- **Records shown**

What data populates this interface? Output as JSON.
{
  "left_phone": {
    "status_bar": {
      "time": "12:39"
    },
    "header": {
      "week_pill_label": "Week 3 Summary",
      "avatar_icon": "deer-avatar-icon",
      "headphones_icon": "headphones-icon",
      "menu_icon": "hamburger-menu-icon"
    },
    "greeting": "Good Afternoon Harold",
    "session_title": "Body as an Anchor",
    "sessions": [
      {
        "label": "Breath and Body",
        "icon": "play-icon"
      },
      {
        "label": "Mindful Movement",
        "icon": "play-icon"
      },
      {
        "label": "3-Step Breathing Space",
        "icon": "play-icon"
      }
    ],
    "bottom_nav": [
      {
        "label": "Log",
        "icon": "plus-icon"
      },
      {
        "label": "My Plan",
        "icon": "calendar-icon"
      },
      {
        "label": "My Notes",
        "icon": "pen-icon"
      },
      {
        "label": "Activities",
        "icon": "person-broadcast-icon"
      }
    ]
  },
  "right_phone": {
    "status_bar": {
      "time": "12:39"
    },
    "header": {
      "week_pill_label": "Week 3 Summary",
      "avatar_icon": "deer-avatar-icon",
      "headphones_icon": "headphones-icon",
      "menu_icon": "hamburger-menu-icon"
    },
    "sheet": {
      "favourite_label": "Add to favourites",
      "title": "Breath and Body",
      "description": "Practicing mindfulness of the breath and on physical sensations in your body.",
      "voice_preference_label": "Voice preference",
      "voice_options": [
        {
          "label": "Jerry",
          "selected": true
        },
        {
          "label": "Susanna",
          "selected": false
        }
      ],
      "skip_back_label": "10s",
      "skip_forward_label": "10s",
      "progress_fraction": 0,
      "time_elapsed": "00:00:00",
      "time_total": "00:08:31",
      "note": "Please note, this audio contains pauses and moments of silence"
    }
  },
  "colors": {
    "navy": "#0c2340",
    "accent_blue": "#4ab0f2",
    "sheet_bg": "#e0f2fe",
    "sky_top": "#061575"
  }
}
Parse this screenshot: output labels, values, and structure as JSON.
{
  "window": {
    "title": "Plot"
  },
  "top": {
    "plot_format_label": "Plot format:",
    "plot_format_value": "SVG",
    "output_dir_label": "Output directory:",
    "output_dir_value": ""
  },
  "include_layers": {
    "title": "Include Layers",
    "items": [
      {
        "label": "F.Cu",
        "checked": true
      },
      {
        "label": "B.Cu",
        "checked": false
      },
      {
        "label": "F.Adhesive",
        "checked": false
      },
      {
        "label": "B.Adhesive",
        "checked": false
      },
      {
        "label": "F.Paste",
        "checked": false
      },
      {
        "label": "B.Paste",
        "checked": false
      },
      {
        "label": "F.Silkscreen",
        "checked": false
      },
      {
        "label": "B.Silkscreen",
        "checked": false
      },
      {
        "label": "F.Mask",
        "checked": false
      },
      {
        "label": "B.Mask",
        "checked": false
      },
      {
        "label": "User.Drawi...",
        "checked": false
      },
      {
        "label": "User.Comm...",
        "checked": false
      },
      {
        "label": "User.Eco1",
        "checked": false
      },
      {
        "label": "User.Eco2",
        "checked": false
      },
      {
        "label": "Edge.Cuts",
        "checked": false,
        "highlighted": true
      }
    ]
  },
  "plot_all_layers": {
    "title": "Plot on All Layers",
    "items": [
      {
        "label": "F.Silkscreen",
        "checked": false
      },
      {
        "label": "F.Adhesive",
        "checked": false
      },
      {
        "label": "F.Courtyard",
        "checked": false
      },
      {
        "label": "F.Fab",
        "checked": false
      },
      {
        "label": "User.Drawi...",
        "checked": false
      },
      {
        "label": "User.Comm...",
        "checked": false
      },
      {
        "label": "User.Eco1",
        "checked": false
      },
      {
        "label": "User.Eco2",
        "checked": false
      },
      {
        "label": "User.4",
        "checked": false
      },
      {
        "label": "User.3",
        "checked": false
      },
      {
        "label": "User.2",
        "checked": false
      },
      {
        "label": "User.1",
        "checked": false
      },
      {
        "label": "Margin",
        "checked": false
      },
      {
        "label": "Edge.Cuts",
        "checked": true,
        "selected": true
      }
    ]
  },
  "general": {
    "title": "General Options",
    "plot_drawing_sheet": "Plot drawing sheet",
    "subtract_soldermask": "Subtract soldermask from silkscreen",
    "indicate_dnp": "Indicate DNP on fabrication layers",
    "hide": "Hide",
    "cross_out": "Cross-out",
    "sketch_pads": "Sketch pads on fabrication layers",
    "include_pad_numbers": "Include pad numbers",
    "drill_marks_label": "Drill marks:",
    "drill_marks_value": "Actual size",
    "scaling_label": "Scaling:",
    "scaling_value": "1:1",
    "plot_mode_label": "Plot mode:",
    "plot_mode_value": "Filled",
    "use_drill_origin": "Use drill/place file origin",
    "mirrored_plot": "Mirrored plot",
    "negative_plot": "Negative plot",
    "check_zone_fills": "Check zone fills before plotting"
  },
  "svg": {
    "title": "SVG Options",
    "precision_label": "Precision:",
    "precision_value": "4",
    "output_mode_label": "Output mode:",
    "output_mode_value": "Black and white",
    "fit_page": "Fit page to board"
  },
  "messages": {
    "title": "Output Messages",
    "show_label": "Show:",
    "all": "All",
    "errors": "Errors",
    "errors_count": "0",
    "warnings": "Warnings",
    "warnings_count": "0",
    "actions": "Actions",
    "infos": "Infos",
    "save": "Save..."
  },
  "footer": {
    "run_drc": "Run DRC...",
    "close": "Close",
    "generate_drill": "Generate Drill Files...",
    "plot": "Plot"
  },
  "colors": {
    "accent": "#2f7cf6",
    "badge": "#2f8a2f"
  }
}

- **Requirements**
Give the material above again, word for word.

- **The output**
What data populates this interface? Output as JSON.
{
  "left_phone": {
    "status_bar": {
      "time": "12:39"
    },
    "header": {
      "week_pill_label": "Week 3 Summary",
      "avatar_icon": "deer-avatar-icon",
      "headphones_icon": "headphones-icon",
      "menu_icon": "hamburger-menu-icon"
    },
    "greeting": "Good Afternoon Harold",
    "session_title": "Body as an Anchor",
    "sessions": [
      {
        "label": "Breath and Body",
        "icon": "play-icon"
      },
      {
        "label": "Mindful Movement",
        "icon": "play-icon"
      },
      {
        "label": "3-Step Breathing Space",
        "icon": "play-icon"
      }
    ],
    "bottom_nav": [
      {
        "label": "Log",
        "icon": "plus-icon"
      },
      {
        "label": "My Plan",
        "icon": "calendar-icon"
      },
      {
        "label": "My Notes",
        "icon": "pen-icon"
      },
      {
        "label": "Activities",
        "icon": "person-broadcast-icon"
      }
    ]
  },
  "right_phone": {
    "status_bar": {
      "time": "12:39"
    },
    "header": {
      "week_pill_label": "Week 3 Summary",
      "avatar_icon": "deer-avatar-icon",
      "headphones_icon": "headphones-icon",
      "menu_icon": "hamburger-menu-icon"
    },
    "sheet": {
      "favourite_label": "Add to favourites",
      "title": "Breath and Body",
      "description": "Practicing mindfulness of the breath and on physical sensations in your body.",
      "voice_preference_label": "Voice preference",
      "voice_options": [
        {
          "label": "Jerry",
          "selected": true
        },
        {
          "label": "Susanna",
          "selected": false
        }
      ],
      "skip_back_label": "10s",
      "skip_forward_label": "10s",
      "progress_fraction": 0,
      "time_elapsed": "00:00:00",
      "time_total": "00:08:31",
      "note": "Please note, this audio contains pauses and moments of silence"
    }
  },
  "colors": {
    "navy": "#0c2340",
    "accent_blue": "#4ab0f2",
    "sheet_bg": "#e0f2fe",
    "sky_top": "#061575"
  }
}
Parse this screenshot: output labels, values, and structure as JSON.
{
  "window": {
    "title": "Plot"
  },
  "top": {
    "plot_format_label": "Plot format:",
    "plot_format_value": "SVG",
    "output_dir_label": "Output directory:",
    "output_dir_value": ""
  },
  "include_layers": {
    "title": "Include Layers",
    "items": [
      {
        "label": "F.Cu",
        "checked": true
      },
      {
        "label": "B.Cu",
        "checked": false
      },
      {
        "label": "F.Adhesive",
        "checked": false
      },
      {
        "label": "B.Adhesive",
        "checked": false
      },
      {
        "label": "F.Paste",
        "checked": false
      },
      {
        "label": "B.Paste",
        "checked": false
      },
      {
        "label": "F.Silkscreen",
        "checked": false
      },
      {
        "label": "B.Silkscreen",
        "checked": false
      },
      {
        "label": "F.Mask",
        "checked": false
      },
      {
        "label": "B.Mask",
        "checked": false
      },
      {
        "label": "User.Drawi...",
        "checked": false
      },
      {
        "label": "User.Comm...",
        "checked": false
      },
      {
        "label": "User.Eco1",
        "checked": false
      },
      {
        "label": "User.Eco2",
        "checked": false
      },
      {
        "label": "Edge.Cuts",
        "checked": false,
        "highlighted": true
      }
    ]
  },
  "plot_all_layers": {
    "title": "Plot on All Layers",
    "items": [
      {
        "label": "F.Silkscreen",
        "checked": false
      },
      {
        "label": "F.Adhesive",
        "checked": false
      },
      {
        "label": "F.Courtyard",
        "checked": false
      },
      {
        "label": "F.Fab",
        "checked": false
      },
      {
        "label": "User.Drawi...",
        "checked": false
      },
      {
        "label": "User.Comm...",
        "checked": false
      },
      {
        "label": "User.Eco1",
        "checked": false
      },
      {
        "label": "User.Eco2",
        "checked": false
      },
      {
        "label": "User.4",
        "checked": false
      },
      {
        "label": "User.3",
        "checked": false
      },
      {
        "label": "User.2",
        "checked": false
      },
      {
        "label": "User.1",
        "checked": false
      },
      {
        "label": "Margin",
        "checked": false
      },
      {
        "label": "Edge.Cuts",
        "checked": true,
        "selected": true
      }
    ]
  },
  "general": {
    "title": "General Options",
    "plot_drawing_sheet": "Plot drawing sheet",
    "subtract_soldermask": "Subtract soldermask from silkscreen",
    "indicate_dnp": "Indicate DNP on fabrication layers",
    "hide": "Hide",
    "cross_out": "Cross-out",
    "sketch_pads": "Sketch pads on fabrication layers",
    "include_pad_numbers": "Include pad numbers",
    "drill_marks_label": "Drill marks:",
    "drill_marks_value": "Actual size",
    "scaling_label": "Scaling:",
    "scaling_value": "1:1",
    "plot_mode_label": "Plot mode:",
    "plot_mode_value": "Filled",
    "use_drill_origin": "Use drill/place file origin",
    "mirrored_plot": "Mirrored plot",
    "negative_plot": "Negative plot",
    "check_zone_fills": "Check zone fills before plotting"
  },
  "svg": {
    "title": "SVG Options",
    "precision_label": "Precision:",
    "precision_value": "4",
    "output_mode_label": "Output mode:",
    "output_mode_value": "Black and white",
    "fit_page": "Fit page to board"
  },
  "messages": {
    "title": "Output Messages",
    "show_label": "Show:",
    "all": "All",
    "errors": "Errors",
    "errors_count": "0",
    "warnings": "Warnings",
    "warnings_count": "0",
    "actions": "Actions",
    "infos": "Infos",
    "save": "Save..."
  },
  "footer": {
    "run_drc": "Run DRC...",
    "close": "Close",
    "generate_drill": "Generate Drill Files...",
    "plot": "Plot"
  },
  "colors": {
    "accent": "#2f7cf6",
    "badge": "#2f8a2f"
  }
}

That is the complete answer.